Task objective ▸
Select, from the data, each line where "color" occurs.

Data entries ▸
-*-*-

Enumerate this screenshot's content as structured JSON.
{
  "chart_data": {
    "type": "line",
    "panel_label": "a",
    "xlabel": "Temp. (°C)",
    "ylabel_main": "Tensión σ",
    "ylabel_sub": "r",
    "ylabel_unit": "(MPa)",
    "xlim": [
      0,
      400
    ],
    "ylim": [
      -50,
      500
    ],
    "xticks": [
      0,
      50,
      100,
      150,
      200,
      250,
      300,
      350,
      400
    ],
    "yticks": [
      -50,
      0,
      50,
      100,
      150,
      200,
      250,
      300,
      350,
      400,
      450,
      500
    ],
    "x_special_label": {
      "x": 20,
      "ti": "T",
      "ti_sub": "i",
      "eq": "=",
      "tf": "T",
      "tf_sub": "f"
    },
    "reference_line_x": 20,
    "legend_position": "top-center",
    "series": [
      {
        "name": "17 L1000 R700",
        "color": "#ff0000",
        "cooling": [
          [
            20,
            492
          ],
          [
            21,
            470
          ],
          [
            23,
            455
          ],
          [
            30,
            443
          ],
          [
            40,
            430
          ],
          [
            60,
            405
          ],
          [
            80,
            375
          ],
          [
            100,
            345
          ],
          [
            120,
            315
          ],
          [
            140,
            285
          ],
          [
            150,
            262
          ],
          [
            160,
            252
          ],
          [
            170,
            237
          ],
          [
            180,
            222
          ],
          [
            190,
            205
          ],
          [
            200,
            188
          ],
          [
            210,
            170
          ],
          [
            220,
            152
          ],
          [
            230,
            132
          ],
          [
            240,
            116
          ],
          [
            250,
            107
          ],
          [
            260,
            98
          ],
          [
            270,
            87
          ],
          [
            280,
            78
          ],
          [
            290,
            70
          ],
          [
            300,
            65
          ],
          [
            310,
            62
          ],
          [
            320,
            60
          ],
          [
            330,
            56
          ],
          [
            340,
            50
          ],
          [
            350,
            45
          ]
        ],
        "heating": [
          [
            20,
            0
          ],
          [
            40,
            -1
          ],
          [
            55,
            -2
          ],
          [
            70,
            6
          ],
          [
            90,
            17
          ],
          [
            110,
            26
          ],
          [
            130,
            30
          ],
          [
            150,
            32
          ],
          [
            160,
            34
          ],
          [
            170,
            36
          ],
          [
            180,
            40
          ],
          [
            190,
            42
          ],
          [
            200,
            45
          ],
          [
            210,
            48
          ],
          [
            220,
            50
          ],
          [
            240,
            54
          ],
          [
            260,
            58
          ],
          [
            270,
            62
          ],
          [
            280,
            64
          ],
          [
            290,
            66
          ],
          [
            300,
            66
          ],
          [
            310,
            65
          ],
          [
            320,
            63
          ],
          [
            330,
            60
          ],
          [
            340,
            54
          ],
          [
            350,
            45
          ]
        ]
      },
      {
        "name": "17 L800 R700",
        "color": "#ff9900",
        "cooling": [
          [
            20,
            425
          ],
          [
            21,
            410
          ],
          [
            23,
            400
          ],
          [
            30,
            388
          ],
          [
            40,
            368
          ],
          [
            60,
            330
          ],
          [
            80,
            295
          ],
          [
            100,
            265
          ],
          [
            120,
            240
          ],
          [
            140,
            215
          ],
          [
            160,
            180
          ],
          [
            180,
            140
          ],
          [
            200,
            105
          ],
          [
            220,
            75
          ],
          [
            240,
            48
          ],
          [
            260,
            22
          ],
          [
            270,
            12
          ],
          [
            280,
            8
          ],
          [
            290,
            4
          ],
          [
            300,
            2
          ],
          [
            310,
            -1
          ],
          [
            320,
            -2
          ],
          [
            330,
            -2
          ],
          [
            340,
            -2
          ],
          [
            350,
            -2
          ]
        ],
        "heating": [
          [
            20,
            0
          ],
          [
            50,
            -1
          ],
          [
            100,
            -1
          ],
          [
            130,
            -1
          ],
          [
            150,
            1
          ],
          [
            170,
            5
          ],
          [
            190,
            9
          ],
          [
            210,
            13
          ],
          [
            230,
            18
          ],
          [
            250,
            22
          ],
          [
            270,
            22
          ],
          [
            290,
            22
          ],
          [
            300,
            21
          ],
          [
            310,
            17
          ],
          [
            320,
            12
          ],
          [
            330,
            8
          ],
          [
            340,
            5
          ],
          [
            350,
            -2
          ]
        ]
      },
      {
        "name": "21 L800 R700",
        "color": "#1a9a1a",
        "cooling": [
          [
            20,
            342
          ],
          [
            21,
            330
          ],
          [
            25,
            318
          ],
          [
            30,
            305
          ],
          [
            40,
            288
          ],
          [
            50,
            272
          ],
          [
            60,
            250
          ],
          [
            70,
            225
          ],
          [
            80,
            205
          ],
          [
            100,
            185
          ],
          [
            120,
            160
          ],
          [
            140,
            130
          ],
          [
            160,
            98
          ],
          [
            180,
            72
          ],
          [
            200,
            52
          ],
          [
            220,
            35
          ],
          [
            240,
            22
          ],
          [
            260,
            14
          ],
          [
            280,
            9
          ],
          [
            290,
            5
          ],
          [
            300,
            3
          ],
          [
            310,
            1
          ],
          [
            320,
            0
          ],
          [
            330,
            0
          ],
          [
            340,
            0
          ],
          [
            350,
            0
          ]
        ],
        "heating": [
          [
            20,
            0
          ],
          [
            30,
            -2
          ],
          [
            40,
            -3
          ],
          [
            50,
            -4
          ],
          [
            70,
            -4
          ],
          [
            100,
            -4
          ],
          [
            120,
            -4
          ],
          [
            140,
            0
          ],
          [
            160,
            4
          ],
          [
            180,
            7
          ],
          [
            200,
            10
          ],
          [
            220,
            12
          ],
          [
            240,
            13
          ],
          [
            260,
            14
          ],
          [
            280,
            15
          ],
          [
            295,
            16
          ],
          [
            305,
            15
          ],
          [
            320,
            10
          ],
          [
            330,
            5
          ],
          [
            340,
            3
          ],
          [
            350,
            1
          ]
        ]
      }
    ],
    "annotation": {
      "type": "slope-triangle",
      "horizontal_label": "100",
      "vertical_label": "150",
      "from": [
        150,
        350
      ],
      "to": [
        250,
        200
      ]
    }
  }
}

-*-*-

Task solution ▸
        "color": "#ff0000",
        "color": "#ff9900",
        "color": "#1a9a1a",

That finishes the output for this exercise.